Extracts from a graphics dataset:
= = = = = = =

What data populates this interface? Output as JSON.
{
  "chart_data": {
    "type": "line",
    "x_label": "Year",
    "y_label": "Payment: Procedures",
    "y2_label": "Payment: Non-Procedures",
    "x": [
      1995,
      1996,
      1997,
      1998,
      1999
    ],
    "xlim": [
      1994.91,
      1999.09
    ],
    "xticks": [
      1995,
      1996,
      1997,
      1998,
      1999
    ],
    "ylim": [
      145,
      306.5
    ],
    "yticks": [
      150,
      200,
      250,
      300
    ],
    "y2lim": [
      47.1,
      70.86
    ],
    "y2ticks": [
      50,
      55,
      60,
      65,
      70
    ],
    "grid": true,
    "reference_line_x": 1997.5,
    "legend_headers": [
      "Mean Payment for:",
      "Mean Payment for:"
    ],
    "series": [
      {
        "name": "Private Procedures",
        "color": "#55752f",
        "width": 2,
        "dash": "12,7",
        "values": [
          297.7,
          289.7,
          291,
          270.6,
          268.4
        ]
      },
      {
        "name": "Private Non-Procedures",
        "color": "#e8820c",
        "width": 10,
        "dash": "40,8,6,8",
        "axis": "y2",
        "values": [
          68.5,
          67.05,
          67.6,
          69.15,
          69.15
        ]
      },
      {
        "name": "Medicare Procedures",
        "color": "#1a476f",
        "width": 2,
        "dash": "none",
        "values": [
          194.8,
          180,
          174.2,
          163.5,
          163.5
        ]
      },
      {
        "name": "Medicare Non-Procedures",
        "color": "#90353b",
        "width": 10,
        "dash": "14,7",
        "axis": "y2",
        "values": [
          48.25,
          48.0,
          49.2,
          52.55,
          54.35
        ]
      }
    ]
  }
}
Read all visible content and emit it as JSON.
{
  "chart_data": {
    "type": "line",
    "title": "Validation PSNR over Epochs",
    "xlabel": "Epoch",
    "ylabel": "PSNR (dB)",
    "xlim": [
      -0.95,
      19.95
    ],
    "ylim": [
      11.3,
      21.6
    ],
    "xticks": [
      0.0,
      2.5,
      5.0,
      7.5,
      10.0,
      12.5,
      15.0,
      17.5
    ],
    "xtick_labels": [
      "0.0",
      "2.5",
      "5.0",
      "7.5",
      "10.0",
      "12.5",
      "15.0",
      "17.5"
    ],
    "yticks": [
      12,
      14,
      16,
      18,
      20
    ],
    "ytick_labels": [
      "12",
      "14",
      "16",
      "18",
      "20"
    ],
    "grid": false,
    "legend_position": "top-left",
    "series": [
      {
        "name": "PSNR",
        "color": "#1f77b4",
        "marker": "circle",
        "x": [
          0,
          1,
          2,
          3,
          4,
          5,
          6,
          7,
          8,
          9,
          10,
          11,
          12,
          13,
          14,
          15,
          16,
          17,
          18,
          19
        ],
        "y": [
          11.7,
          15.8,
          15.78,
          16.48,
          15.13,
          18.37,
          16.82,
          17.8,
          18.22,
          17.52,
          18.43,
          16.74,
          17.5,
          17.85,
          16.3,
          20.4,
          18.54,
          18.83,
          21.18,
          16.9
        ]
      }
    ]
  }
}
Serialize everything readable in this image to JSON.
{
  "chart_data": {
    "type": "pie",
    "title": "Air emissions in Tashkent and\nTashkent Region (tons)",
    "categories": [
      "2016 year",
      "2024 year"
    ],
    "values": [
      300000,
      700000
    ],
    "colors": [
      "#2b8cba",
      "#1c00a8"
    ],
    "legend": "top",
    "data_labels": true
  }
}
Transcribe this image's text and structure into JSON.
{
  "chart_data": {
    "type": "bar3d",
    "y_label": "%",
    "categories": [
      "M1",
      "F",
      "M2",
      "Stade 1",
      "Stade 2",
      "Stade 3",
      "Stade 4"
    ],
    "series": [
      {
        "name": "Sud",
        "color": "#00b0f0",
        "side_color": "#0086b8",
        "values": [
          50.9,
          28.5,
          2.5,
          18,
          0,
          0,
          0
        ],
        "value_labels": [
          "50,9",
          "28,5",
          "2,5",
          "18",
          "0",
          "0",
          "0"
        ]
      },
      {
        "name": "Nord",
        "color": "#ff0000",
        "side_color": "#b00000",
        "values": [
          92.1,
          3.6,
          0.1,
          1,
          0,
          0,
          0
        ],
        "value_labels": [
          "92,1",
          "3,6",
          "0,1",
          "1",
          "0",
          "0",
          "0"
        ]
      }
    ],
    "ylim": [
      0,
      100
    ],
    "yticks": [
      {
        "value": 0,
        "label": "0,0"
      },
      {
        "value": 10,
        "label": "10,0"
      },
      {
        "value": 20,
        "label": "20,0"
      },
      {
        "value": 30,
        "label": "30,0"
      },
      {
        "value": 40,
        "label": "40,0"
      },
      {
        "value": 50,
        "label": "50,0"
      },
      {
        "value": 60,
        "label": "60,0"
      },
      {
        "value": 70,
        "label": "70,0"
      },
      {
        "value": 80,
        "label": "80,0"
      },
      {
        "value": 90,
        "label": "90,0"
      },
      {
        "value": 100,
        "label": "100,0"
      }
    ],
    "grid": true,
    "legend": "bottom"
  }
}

= = = = = = =

### Exercise brief
Return each line where "Medicare" shows up.

### Reply to the exercise
        "name": "Medicare Procedures",
        "name": "Medicare Non-Procedures",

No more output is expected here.